BEGIN MATERIAL PROVIDED

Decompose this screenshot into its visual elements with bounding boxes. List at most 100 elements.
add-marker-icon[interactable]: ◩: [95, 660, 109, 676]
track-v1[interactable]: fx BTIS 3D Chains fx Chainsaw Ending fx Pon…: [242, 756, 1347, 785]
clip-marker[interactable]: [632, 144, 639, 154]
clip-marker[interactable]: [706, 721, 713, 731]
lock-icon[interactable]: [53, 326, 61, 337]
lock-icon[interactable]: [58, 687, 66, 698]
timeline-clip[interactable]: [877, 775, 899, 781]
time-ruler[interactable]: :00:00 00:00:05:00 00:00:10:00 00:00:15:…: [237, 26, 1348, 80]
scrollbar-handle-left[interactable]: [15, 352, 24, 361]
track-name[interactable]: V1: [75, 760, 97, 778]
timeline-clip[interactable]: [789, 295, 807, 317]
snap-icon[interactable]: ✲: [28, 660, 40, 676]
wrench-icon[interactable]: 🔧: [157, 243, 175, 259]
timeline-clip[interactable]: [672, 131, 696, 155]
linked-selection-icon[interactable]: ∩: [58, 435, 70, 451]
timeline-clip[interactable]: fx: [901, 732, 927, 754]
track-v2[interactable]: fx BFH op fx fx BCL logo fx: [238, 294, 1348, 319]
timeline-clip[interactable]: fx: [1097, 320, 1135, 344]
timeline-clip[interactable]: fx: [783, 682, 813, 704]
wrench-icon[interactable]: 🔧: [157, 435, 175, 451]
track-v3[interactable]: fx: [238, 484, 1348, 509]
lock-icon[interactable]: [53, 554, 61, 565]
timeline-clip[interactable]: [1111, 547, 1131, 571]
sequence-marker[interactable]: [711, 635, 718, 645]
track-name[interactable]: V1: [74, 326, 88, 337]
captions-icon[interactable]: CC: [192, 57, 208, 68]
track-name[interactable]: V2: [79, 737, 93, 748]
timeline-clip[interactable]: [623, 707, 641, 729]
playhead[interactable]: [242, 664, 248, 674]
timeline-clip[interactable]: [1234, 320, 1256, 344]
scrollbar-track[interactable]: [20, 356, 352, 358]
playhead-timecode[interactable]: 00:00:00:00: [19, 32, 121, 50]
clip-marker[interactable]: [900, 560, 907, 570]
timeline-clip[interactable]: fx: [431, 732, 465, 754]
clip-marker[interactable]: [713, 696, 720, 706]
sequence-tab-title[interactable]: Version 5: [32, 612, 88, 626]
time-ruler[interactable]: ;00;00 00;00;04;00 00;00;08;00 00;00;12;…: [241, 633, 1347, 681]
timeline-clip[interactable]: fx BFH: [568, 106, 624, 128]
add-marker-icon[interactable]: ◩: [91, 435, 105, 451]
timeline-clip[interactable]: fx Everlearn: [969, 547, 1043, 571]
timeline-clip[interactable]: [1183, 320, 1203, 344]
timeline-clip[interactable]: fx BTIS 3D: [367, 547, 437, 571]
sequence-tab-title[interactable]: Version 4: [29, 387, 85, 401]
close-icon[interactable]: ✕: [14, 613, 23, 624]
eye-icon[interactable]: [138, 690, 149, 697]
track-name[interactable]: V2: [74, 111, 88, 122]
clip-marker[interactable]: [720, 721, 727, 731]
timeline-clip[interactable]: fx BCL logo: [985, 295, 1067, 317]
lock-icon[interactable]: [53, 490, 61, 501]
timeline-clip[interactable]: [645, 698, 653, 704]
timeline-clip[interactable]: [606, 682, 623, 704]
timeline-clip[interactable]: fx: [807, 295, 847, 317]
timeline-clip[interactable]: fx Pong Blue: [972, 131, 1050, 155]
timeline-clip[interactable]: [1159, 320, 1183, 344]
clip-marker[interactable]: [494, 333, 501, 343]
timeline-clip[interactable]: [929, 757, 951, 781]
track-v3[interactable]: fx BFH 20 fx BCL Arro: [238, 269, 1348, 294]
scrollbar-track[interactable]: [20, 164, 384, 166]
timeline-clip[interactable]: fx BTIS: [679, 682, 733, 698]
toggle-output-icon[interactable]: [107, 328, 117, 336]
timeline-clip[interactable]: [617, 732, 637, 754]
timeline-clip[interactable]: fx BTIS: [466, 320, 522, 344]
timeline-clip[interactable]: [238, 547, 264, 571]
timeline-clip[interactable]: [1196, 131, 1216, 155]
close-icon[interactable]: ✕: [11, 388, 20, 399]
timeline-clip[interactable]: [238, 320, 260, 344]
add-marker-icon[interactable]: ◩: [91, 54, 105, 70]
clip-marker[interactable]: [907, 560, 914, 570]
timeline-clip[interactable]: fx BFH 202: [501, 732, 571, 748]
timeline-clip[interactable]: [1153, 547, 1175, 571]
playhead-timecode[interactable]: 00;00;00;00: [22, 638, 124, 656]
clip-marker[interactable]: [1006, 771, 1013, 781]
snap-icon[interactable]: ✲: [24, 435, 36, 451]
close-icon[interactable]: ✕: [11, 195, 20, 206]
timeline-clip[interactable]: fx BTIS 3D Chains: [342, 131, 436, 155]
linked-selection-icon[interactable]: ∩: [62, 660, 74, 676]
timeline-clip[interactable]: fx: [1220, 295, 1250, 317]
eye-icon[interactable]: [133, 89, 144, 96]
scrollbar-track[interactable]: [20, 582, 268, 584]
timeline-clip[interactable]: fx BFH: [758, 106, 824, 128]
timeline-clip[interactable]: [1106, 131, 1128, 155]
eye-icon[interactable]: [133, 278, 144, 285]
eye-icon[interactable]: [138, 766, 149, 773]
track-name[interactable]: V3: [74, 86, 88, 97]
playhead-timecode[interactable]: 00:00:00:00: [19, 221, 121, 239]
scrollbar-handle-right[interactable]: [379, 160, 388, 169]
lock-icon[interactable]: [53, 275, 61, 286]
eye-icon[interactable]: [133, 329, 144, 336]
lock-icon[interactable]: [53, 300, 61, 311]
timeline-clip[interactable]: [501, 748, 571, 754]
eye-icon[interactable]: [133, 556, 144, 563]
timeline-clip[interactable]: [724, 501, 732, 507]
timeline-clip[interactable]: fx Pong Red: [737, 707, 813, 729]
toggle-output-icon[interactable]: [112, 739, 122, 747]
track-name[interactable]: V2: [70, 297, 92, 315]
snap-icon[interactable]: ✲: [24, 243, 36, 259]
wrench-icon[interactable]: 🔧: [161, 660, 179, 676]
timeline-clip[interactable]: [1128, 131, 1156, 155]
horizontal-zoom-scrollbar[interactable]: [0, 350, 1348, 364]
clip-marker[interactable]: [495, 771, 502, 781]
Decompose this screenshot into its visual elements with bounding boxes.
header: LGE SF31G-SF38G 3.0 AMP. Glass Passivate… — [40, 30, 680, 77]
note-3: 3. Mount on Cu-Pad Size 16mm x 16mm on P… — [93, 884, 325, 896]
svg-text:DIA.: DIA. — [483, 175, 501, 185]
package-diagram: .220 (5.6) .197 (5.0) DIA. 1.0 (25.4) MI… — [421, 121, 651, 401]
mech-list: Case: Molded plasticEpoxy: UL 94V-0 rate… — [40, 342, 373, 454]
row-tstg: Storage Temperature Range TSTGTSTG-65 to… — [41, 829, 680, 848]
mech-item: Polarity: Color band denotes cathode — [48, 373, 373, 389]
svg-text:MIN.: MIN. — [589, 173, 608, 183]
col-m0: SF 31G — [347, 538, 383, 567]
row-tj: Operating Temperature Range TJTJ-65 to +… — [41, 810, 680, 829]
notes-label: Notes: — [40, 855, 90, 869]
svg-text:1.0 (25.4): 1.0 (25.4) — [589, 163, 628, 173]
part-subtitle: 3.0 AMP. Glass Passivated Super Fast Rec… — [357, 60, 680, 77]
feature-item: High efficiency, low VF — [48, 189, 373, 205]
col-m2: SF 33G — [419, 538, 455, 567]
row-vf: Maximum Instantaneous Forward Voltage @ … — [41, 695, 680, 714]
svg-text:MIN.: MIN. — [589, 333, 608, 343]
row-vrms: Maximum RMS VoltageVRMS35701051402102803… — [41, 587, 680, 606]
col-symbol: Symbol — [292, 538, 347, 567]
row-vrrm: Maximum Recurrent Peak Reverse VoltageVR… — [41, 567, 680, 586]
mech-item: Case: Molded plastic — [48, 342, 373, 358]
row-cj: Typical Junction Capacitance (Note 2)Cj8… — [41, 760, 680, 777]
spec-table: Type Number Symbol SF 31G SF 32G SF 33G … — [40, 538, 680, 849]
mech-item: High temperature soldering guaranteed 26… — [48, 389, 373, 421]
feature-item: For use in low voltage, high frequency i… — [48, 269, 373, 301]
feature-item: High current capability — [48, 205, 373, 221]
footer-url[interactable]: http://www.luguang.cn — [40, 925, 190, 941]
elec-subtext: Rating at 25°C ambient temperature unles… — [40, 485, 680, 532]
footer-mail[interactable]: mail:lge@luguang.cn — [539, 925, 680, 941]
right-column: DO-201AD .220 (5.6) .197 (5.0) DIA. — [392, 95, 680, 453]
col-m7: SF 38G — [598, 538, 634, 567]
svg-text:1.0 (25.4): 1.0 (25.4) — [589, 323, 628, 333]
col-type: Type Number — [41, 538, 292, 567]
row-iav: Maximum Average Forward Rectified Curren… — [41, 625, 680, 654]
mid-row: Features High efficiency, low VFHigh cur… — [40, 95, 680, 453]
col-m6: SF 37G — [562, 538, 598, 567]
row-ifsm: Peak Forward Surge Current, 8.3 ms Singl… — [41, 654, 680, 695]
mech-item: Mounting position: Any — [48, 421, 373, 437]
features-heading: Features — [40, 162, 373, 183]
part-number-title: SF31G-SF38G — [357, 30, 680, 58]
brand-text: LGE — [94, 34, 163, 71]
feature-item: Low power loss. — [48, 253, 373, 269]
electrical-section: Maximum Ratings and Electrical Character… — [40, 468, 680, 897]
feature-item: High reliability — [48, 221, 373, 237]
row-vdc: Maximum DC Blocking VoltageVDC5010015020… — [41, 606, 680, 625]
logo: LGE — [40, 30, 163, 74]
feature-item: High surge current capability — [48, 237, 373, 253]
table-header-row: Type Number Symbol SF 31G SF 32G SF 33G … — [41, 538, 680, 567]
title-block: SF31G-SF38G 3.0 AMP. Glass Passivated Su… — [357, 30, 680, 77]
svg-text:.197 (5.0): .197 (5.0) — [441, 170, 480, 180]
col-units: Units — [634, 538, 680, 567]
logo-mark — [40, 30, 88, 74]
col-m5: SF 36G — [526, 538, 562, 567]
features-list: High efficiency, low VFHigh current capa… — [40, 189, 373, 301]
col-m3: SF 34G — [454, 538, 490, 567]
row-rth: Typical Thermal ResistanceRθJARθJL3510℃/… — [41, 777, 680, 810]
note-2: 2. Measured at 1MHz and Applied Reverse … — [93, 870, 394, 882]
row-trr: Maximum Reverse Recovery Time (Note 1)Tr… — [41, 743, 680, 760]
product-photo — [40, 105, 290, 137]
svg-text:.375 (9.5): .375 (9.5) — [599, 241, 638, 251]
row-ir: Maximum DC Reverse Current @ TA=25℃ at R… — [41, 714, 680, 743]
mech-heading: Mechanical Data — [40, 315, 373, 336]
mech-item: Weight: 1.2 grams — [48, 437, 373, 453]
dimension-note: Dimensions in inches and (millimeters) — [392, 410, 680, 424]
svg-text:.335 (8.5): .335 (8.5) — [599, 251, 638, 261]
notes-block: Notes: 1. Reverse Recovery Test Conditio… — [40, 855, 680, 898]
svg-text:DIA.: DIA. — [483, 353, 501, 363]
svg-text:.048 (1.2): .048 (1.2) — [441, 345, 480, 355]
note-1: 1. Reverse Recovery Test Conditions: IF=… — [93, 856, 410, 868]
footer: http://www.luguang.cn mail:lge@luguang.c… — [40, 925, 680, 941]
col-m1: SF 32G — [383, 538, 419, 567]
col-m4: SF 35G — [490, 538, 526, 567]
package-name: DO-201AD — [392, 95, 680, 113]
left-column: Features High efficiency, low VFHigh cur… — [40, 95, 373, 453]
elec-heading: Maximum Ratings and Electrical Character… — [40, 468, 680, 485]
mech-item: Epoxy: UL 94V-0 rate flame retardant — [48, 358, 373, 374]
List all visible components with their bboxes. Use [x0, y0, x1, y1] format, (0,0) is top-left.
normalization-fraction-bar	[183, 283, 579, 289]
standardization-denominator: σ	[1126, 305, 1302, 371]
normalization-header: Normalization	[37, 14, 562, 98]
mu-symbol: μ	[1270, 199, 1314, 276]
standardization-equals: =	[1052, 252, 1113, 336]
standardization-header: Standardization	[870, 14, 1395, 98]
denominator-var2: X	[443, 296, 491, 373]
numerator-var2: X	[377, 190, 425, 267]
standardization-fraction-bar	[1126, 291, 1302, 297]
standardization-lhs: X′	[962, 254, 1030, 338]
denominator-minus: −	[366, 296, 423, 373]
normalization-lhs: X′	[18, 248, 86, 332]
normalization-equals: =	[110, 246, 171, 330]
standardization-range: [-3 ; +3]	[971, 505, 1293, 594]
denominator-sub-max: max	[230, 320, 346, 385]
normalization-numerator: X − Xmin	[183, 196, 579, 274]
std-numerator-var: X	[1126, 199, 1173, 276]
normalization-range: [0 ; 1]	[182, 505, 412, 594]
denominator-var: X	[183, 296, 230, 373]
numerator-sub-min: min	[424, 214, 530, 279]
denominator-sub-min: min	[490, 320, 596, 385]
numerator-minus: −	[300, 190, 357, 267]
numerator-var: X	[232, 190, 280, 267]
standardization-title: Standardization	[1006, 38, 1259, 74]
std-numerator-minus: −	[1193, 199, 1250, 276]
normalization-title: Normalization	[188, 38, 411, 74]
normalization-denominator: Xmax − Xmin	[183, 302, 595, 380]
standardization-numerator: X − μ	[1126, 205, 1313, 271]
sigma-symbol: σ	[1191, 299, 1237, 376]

END MATERIAL PROVIDED

**OBJECTIVE**
Please return, word for word, the lines from the start of the records through the line containing "clip-marker[interactable]: [632, 144, 639, 154]", with both ends included.

**RESULT**
Decompose this screenshot into its visual elements with bounding boxes. List at most 100 elements.
add-marker-icon[interactable]: ◩: [95, 660, 109, 676]
track-v1[interactable]: fx BTIS 3D Chains fx Chainsaw Ending fx Pon…: [242, 756, 1347, 785]
clip-marker[interactable]: [632, 144, 639, 154]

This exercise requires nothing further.